Material provided:

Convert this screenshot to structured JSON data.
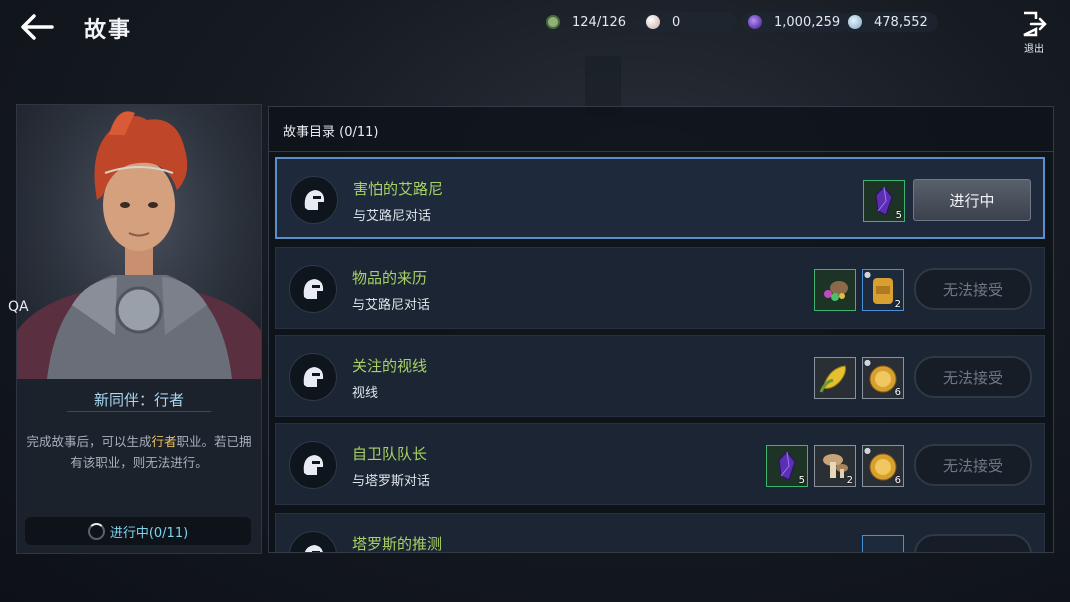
{
  "header": {
    "title": "故事",
    "exit_label": "退出"
  },
  "currencies": [
    {
      "icon": "energy-icon",
      "value": "124/126",
      "color": "#8fb07a"
    },
    {
      "icon": "pearl-icon",
      "value": "0",
      "color": "#d8c6c4"
    },
    {
      "icon": "black-stone-icon",
      "value": "1,000,259",
      "color": "#7a4fd0"
    },
    {
      "icon": "silver-coin-icon",
      "value": "478,552",
      "color": "#a8c8e0"
    }
  ],
  "card": {
    "side_label": "QA",
    "title": "新同伴：行者",
    "desc_before": "完成故事后，可以生成",
    "desc_highlight": "行者",
    "desc_after": "职业。若已拥有该职业，则无法进行。",
    "progress": "进行中(0/11)"
  },
  "list": {
    "header": "故事目录 (0/11)",
    "rows": [
      {
        "title": "害怕的艾路尼",
        "sub": "与艾路尼对话",
        "button": "进行中",
        "rewards": [
          {
            "icon": "purple-crystal-icon",
            "count": "5"
          }
        ]
      },
      {
        "title": "物品的来历",
        "sub": "与艾路尼对话",
        "button": "无法接受",
        "rewards": [
          {
            "icon": "gem-pile-icon",
            "count": ""
          },
          {
            "icon": "backpack-icon",
            "count": "2"
          }
        ]
      },
      {
        "title": "关注的视线",
        "sub": "视线",
        "button": "无法接受",
        "rewards": [
          {
            "icon": "corn-icon",
            "count": ""
          },
          {
            "icon": "gold-plate-icon",
            "count": "6"
          }
        ]
      },
      {
        "title": "自卫队队长",
        "sub": "与塔罗斯对话",
        "button": "无法接受",
        "rewards": [
          {
            "icon": "purple-crystal-icon",
            "count": "5"
          },
          {
            "icon": "mushroom-icon",
            "count": "2"
          },
          {
            "icon": "gold-plate-icon",
            "count": "6"
          }
        ]
      },
      {
        "title": "塔罗斯的推测",
        "sub": "",
        "button": "",
        "rewards": []
      }
    ]
  }
}
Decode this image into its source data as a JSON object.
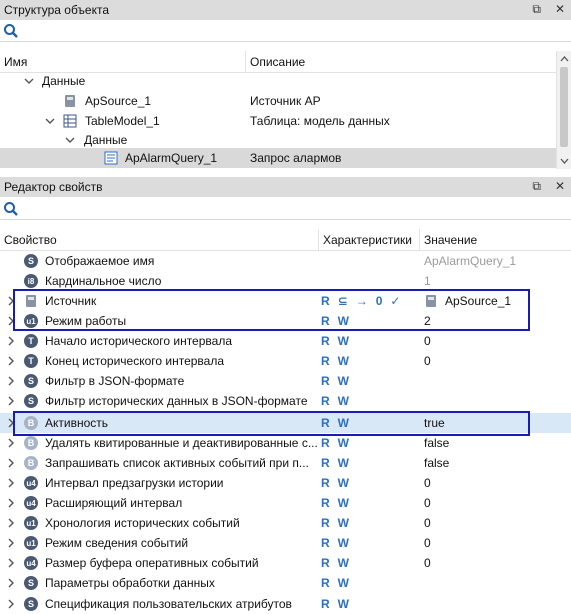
{
  "structure_panel": {
    "title": "Структура объекта",
    "columns": {
      "name": "Имя",
      "description": "Описание"
    },
    "tree": [
      {
        "name": "Данные",
        "description": ""
      },
      {
        "name": "ApSource_1",
        "description": "Источник AP"
      },
      {
        "name": "TableModel_1",
        "description": "Таблица: модель данных"
      },
      {
        "name": "Данные",
        "description": ""
      },
      {
        "name": "ApAlarmQuery_1",
        "description": "Запрос алармов"
      }
    ]
  },
  "properties_panel": {
    "title": "Редактор свойств",
    "columns": {
      "property": "Свойство",
      "characteristics": "Характеристики",
      "value": "Значение"
    },
    "rows": [
      {
        "icon": "S",
        "label": "Отображаемое имя",
        "chars": "",
        "value": "ApAlarmQuery_1"
      },
      {
        "icon": "i8",
        "label": "Кардинальное число",
        "chars": "",
        "value": "1"
      },
      {
        "icon": "obj",
        "label": "Источник",
        "chars": "R ⊆ → 0 ✓",
        "value": "ApSource_1"
      },
      {
        "icon": "u1",
        "label": "Режим работы",
        "chars": "R W",
        "value": "2"
      },
      {
        "icon": "T",
        "label": "Начало исторического интервала",
        "chars": "R W",
        "value": "0"
      },
      {
        "icon": "T",
        "label": "Конец исторического интервала",
        "chars": "R W",
        "value": "0"
      },
      {
        "icon": "S",
        "label": "Фильтр в JSON-формате",
        "chars": "R W",
        "value": ""
      },
      {
        "icon": "S",
        "label": "Фильтр исторических данных в JSON-формате",
        "chars": "R W",
        "value": ""
      },
      {
        "icon": "B",
        "label": "Активность",
        "chars": "R W",
        "value": "true"
      },
      {
        "icon": "B",
        "label": "Удалять квитированные и деактивированные с...",
        "chars": "R W",
        "value": "false"
      },
      {
        "icon": "B",
        "label": "Запрашивать список активных событий при п...",
        "chars": "R W",
        "value": "false"
      },
      {
        "icon": "u4",
        "label": "Интервал предзагрузки истории",
        "chars": "R W",
        "value": "0"
      },
      {
        "icon": "u4",
        "label": "Расширяющий интервал",
        "chars": "R W",
        "value": "0"
      },
      {
        "icon": "u1",
        "label": "Хронология исторических событий",
        "chars": "R W",
        "value": "0"
      },
      {
        "icon": "u1",
        "label": "Режим сведения событий",
        "chars": "R W",
        "value": "0"
      },
      {
        "icon": "u4",
        "label": "Размер буфера оперативных событий",
        "chars": "R W",
        "value": "0"
      },
      {
        "icon": "S",
        "label": "Параметры обработки данных",
        "chars": "R W",
        "value": ""
      },
      {
        "icon": "S",
        "label": "Спецификация пользовательских атрибутов",
        "chars": "R W",
        "value": ""
      }
    ]
  },
  "colors": {
    "accent": "#2f6fbf",
    "highlight_border": "#1a1ab4",
    "selected_row": "#d9e8f7",
    "panel_title_bg": "#dcdcdc"
  }
}
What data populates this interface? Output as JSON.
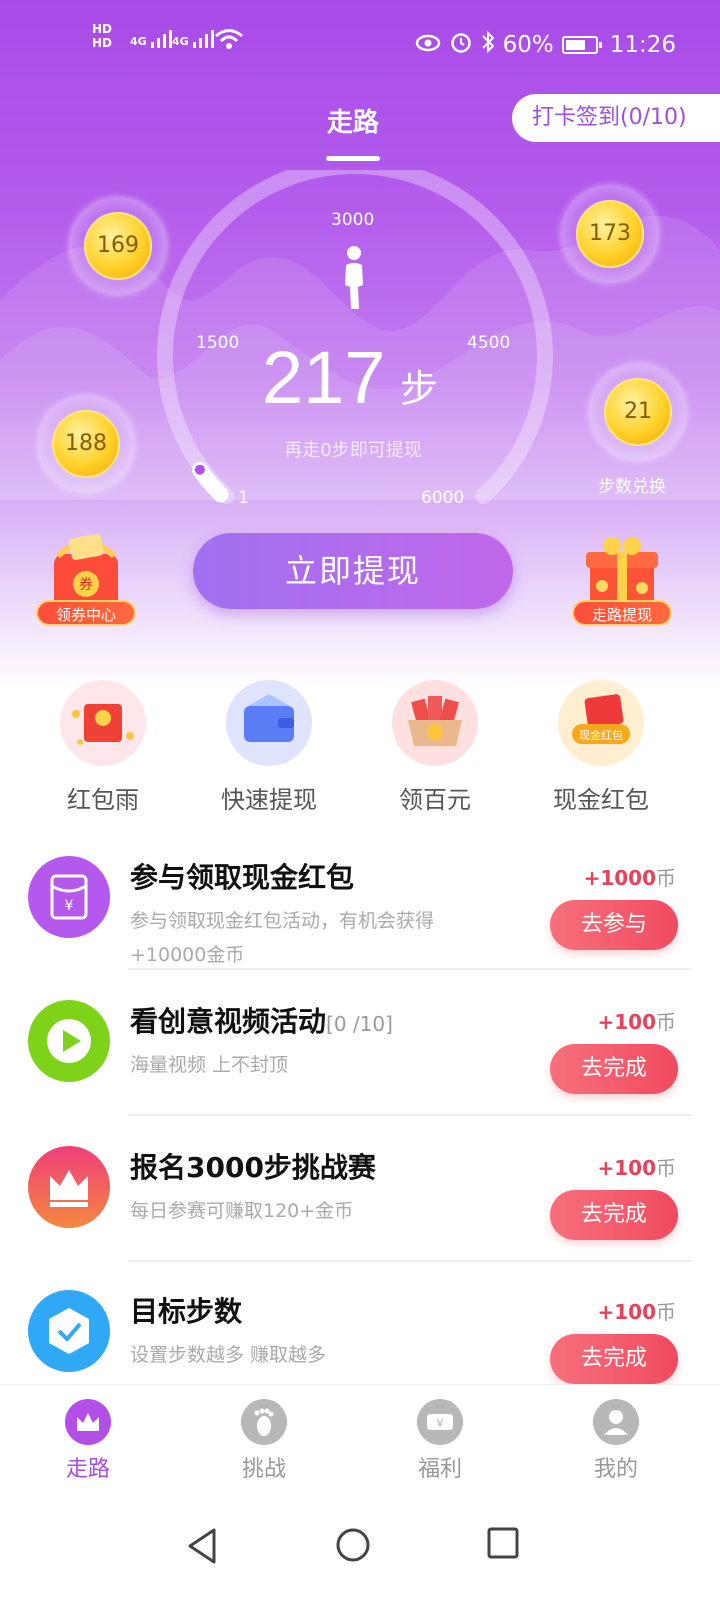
{
  "status_bar": {
    "left": "HD",
    "network": "4G",
    "battery": "60%",
    "time": "11:26"
  },
  "header": {
    "tab": "走路",
    "checkin": "打卡签到(0/10)"
  },
  "gauge": {
    "marks": [
      "3000",
      "1500",
      "4500",
      "1",
      "6000"
    ],
    "steps": "217",
    "unit": "步",
    "tip": "再走0步即可提现",
    "progress_fraction": 0.036
  },
  "coins": {
    "c1": "169",
    "c2": "173",
    "c3": "188",
    "c4": "21",
    "c4_caption": "步数兑换"
  },
  "actions": {
    "withdraw": "立即提现",
    "coupon_center": "领券中心",
    "coupon_mark": "券",
    "walk_withdraw": "走路提现"
  },
  "quick": [
    {
      "label": "红包雨",
      "icon": "red-envelope-rain-icon"
    },
    {
      "label": "快速提现",
      "icon": "wallet-icon"
    },
    {
      "label": "领百元",
      "icon": "cash-hundred-icon"
    },
    {
      "label": "现金红包",
      "icon": "cash-red-packet-icon",
      "badge": "现金红包"
    }
  ],
  "tasks": [
    {
      "title": "参与领取现金红包",
      "progress": "",
      "desc": "参与领取现金红包活动，有机会获得+10000金币",
      "reward": "+1000",
      "unit": "币",
      "button": "去参与",
      "icon_color": "#b458ee"
    },
    {
      "title": "看创意视频活动",
      "progress": "[0 /10]",
      "desc": "海量视频 上不封顶",
      "reward": "+100",
      "unit": "币",
      "button": "去完成",
      "icon_color": "#7ed31a"
    },
    {
      "title": "报名3000步挑战赛",
      "progress": "",
      "desc": "每日参赛可赚取120+金币",
      "reward": "+100",
      "unit": "币",
      "button": "去完成",
      "icon_color": "#f2566a"
    },
    {
      "title": "目标步数",
      "progress": "",
      "desc": "设置步数越多 赚取越多",
      "reward": "+100",
      "unit": "币",
      "button": "去完成",
      "icon_color": "#2fa8f5"
    }
  ],
  "nav": [
    {
      "label": "走路"
    },
    {
      "label": "挑战"
    },
    {
      "label": "福利"
    },
    {
      "label": "我的"
    }
  ]
}
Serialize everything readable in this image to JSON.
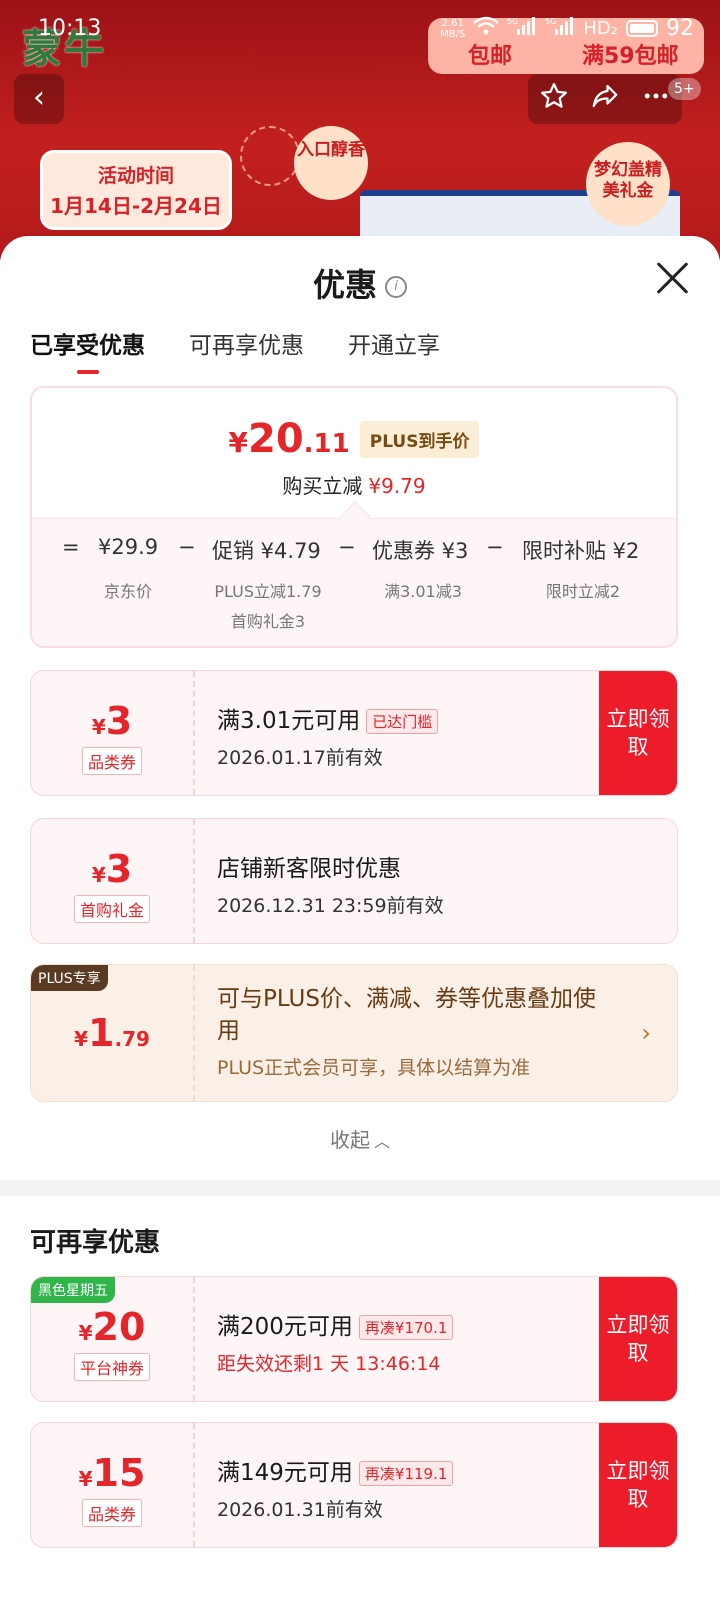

Aim: Transcribe the records above verbatim. Do not carry over any picture.

Solved exercise:
Convert this screenshot to structured JSON data.
{
  "header": {
    "title": "故事",
    "exit_label": "退出"
  },
  "currencies": [
    {
      "icon": "energy-icon",
      "value": "124/126",
      "color": "#8fb07a"
    },
    {
      "icon": "pearl-icon",
      "value": "0",
      "color": "#d8c6c4"
    },
    {
      "icon": "black-stone-icon",
      "value": "1,000,259",
      "color": "#7a4fd0"
    },
    {
      "icon": "silver-coin-icon",
      "value": "478,552",
      "color": "#a8c8e0"
    }
  ],
  "card": {
    "side_label": "QA",
    "title": "新同伴：行者",
    "desc_before": "完成故事后，可以生成",
    "desc_highlight": "行者",
    "desc_after": "职业。若已拥有该职业，则无法进行。",
    "progress": "进行中(0/11)"
  },
  "list": {
    "header": "故事目录 (0/11)",
    "rows": [
      {
        "title": "害怕的艾路尼",
        "sub": "与艾路尼对话",
        "button": "进行中",
        "rewards": [
          {
            "icon": "purple-crystal-icon",
            "count": "5"
          }
        ]
      },
      {
        "title": "物品的来历",
        "sub": "与艾路尼对话",
        "button": "无法接受",
        "rewards": [
          {
            "icon": "gem-pile-icon",
            "count": ""
          },
          {
            "icon": "backpack-icon",
            "count": "2"
          }
        ]
      },
      {
        "title": "关注的视线",
        "sub": "视线",
        "button": "无法接受",
        "rewards": [
          {
            "icon": "corn-icon",
            "count": ""
          },
          {
            "icon": "gold-plate-icon",
            "count": "6"
          }
        ]
      },
      {
        "title": "自卫队队长",
        "sub": "与塔罗斯对话",
        "button": "无法接受",
        "rewards": [
          {
            "icon": "purple-crystal-icon",
            "count": "5"
          },
          {
            "icon": "mushroom-icon",
            "count": "2"
          },
          {
            "icon": "gold-plate-icon",
            "count": "6"
          }
        ]
      },
      {
        "title": "塔罗斯的推测",
        "sub": "",
        "button": "",
        "rewards": []
      }
    ]
  }
}
Decode this image into its source data as a JSON object.
{
  "structure_panel": {
    "title": "Структура объекта",
    "columns": {
      "name": "Имя",
      "description": "Описание"
    },
    "tree": [
      {
        "name": "Данные",
        "description": ""
      },
      {
        "name": "ApSource_1",
        "description": "Источник AP"
      },
      {
        "name": "TableModel_1",
        "description": "Таблица: модель данных"
      },
      {
        "name": "Данные",
        "description": ""
      },
      {
        "name": "ApAlarmQuery_1",
        "description": "Запрос алармов"
      }
    ]
  },
  "properties_panel": {
    "title": "Редактор свойств",
    "columns": {
      "property": "Свойство",
      "characteristics": "Характеристики",
      "value": "Значение"
    },
    "rows": [
      {
        "icon": "S",
        "label": "Отображаемое имя",
        "chars": "",
        "value": "ApAlarmQuery_1"
      },
      {
        "icon": "i8",
        "label": "Кардинальное число",
        "chars": "",
        "value": "1"
      },
      {
        "icon": "obj",
        "label": "Источник",
        "chars": "R ⊆ → 0 ✓",
        "value": "ApSource_1"
      },
      {
        "icon": "u1",
        "label": "Режим работы",
        "chars": "R W",
        "value": "2"
      },
      {
        "icon": "T",
        "label": "Начало исторического интервала",
        "chars": "R W",
        "value": "0"
      },
      {
        "icon": "T",
        "label": "Конец исторического интервала",
        "chars": "R W",
        "value": "0"
      },
      {
        "icon": "S",
        "label": "Фильтр в JSON-формате",
        "chars": "R W",
        "value": ""
      },
      {
        "icon": "S",
        "label": "Фильтр исторических данных в JSON-формате",
        "chars": "R W",
        "value": ""
      },
      {
        "icon": "B",
        "label": "Активность",
        "chars": "R W",
        "value": "true"
      },
      {
        "icon": "B",
        "label": "Удалять квитированные и деактивированные с...",
        "chars": "R W",
        "value": "false"
      },
      {
        "icon": "B",
        "label": "Запрашивать список активных событий при п...",
        "chars": "R W",
        "value": "false"
      },
      {
        "icon": "u4",
        "label": "Интервал предзагрузки истории",
        "chars": "R W",
        "value": "0"
      },
      {
        "icon": "u4",
        "label": "Расширяющий интервал",
        "chars": "R W",
        "value": "0"
      },
      {
        "icon": "u1",
        "label": "Хронология исторических событий",
        "chars": "R W",
        "value": "0"
      },
      {
        "icon": "u1",
        "label": "Режим сведения событий",
        "chars": "R W",
        "value": "0"
      },
      {
        "icon": "u4",
        "label": "Размер буфера оперативных событий",
        "chars": "R W",
        "value": "0"
      },
      {
        "icon": "S",
        "label": "Параметры обработки данных",
        "chars": "R W",
        "value": ""
      },
      {
        "icon": "S",
        "label": "Спецификация пользовательских атрибутов",
        "chars": "R W",
        "value": ""
      }
    ]
  },
  "colors": {
    "accent": "#2f6fbf",
    "highlight_border": "#1a1ab4",
    "selected_row": "#d9e8f7",
    "panel_title_bg": "#dcdcdc"
  }
}
What data populates this interface? Output as JSON.
{
  "status_bar": {
    "left": "HD",
    "network": "4G",
    "battery": "60%",
    "time": "11:26"
  },
  "header": {
    "tab": "走路",
    "checkin": "打卡签到(0/10)"
  },
  "gauge": {
    "marks": [
      "3000",
      "1500",
      "4500",
      "1",
      "6000"
    ],
    "steps": "217",
    "unit": "步",
    "tip": "再走0步即可提现",
    "progress_fraction": 0.036
  },
  "coins": {
    "c1": "169",
    "c2": "173",
    "c3": "188",
    "c4": "21",
    "c4_caption": "步数兑换"
  },
  "actions": {
    "withdraw": "立即提现",
    "coupon_center": "领券中心",
    "coupon_mark": "券",
    "walk_withdraw": "走路提现"
  },
  "quick": [
    {
      "label": "红包雨",
      "icon": "red-envelope-rain-icon"
    },
    {
      "label": "快速提现",
      "icon": "wallet-icon"
    },
    {
      "label": "领百元",
      "icon": "cash-hundred-icon"
    },
    {
      "label": "现金红包",
      "icon": "cash-red-packet-icon",
      "badge": "现金红包"
    }
  ],
  "tasks": [
    {
      "title": "参与领取现金红包",
      "progress": "",
      "desc": "参与领取现金红包活动，有机会获得+10000金币",
      "reward": "+1000",
      "unit": "币",
      "button": "去参与",
      "icon_color": "#b458ee"
    },
    {
      "title": "看创意视频活动",
      "progress": "[0 /10]",
      "desc": "海量视频 上不封顶",
      "reward": "+100",
      "unit": "币",
      "button": "去完成",
      "icon_color": "#7ed31a"
    },
    {
      "title": "报名3000步挑战赛",
      "progress": "",
      "desc": "每日参赛可赚取120+金币",
      "reward": "+100",
      "unit": "币",
      "button": "去完成",
      "icon_color": "#f2566a"
    },
    {
      "title": "目标步数",
      "progress": "",
      "desc": "设置步数越多 赚取越多",
      "reward": "+100",
      "unit": "币",
      "button": "去完成",
      "icon_color": "#2fa8f5"
    }
  ],
  "nav": [
    {
      "label": "走路"
    },
    {
      "label": "挑战"
    },
    {
      "label": "福利"
    },
    {
      "label": "我的"
    }
  ]
}
Serialize everything readable in this image to JSON.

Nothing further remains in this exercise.